→ **STATED TASK**
Format every line of the material below as a JSON list of strings, one string per line, with blank lines left out.

→ **GIVEN RECORDS**
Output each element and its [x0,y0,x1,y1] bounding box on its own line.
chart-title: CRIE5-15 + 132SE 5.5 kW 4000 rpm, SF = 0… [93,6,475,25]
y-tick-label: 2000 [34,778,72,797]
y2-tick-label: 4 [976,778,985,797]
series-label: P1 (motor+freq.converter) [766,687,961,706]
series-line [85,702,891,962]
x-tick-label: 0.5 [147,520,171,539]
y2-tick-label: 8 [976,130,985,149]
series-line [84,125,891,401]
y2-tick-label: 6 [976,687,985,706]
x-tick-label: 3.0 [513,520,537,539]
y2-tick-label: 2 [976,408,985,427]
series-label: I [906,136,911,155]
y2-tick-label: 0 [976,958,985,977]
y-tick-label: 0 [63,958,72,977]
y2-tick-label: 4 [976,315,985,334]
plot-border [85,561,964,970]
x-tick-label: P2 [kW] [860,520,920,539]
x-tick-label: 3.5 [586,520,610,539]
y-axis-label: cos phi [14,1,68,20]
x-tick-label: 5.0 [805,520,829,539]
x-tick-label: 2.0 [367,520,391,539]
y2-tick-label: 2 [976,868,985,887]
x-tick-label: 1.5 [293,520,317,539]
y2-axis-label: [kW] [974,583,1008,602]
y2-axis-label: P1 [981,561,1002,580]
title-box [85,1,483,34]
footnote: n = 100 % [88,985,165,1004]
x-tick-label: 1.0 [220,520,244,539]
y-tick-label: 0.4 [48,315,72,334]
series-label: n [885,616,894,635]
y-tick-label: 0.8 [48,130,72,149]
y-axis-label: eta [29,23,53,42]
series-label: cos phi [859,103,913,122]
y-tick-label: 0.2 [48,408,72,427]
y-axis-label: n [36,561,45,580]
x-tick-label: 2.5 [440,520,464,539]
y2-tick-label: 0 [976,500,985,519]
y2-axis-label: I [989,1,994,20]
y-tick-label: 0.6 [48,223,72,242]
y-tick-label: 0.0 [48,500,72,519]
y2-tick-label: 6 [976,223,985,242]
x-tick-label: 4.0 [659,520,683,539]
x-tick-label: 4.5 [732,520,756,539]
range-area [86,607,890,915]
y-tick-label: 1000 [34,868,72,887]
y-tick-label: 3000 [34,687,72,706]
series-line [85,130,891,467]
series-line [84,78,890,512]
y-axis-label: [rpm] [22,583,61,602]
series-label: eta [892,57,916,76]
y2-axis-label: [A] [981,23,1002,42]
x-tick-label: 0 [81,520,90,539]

→ **ANSWER IN FULL**
[
  "Output each element and its [x0,y0,x1,y1] bounding box on its own line.",
  "chart-title: CRIE5-15 + 132SE 5.5 kW 4000 rpm, SF = 0… [93,6,475,25]",
  "y-tick-label: 2000 [34,778,72,797]",
  "y2-tick-label: 4 [976,778,985,797]",
  "series-label: P1 (motor+freq.converter) [766,687,961,706]",
  "series-line [85,702,891,962]",
  "x-tick-label: 0.5 [147,520,171,539]",
  "y2-tick-label: 8 [976,130,985,149]",
  "series-line [84,125,891,401]",
  "y2-tick-label: 6 [976,687,985,706]",
  "x-tick-label: 3.0 [513,520,537,539]",
  "y2-tick-label: 2 [976,408,985,427]",
  "series-label: I [906,136,911,155]",
  "y2-tick-label: 0 [976,958,985,977]",
  "y-tick-label: 0 [63,958,72,977]",
  "y2-tick-label: 4 [976,315,985,334]",
  "plot-border [85,561,964,970]",
  "x-tick-label: P2 [kW] [860,520,920,539]",
  "x-tick-label: 3.5 [586,520,610,539]",
  "y-axis-label: cos phi [14,1,68,20]",
  "x-tick-label: 5.0 [805,520,829,539]",
  "x-tick-label: 2.0 [367,520,391,539]",
  "y2-tick-label: 2 [976,868,985,887]",
  "x-tick-label: 1.5 [293,520,317,539]",
  "y2-axis-label: [kW] [974,583,1008,602]",
  "y2-axis-label: P1 [981,561,1002,580]",
  "title-box [85,1,483,34]",
  "footnote: n = 100 % [88,985,165,1004]",
  "x-tick-label: 1.0 [220,520,244,539]",
  "y-tick-label: 0.4 [48,315,72,334]",
  "series-label: n [885,616,894,635]",
  "y-tick-label: 0.8 [48,130,72,149]",
  "y-axis-label: eta [29,23,53,42]",
  "series-label: cos phi [859,103,913,122]",
  "y-tick-label: 0.2 [48,408,72,427]",
  "y-axis-label: n [36,561,45,580]",
  "x-tick-label: 2.5 [440,520,464,539]",
  "y2-tick-label: 0 [976,500,985,519]",
  "y2-axis-label: I [989,1,994,20]",
  "y-tick-label: 0.6 [48,223,72,242]",
  "y-tick-label: 0.0 [48,500,72,519]",
  "y2-tick-label: 6 [976,223,985,242]",
  "x-tick-label: 4.0 [659,520,683,539]",
  "x-tick-label: 4.5 [732,520,756,539]",
  "range-area [86,607,890,915]",
  "y-tick-label: 1000 [34,868,72,887]",
  "y-tick-label: 3000 [34,687,72,706]",
  "series-line [85,130,891,467]",
  "series-line [84,78,890,512]",
  "y-axis-label: [rpm] [22,583,61,602]",
  "series-label: eta [892,57,916,76]",
  "y2-axis-label: [A] [981,23,1002,42]",
  "x-tick-label: 0 [81,520,90,539]"
]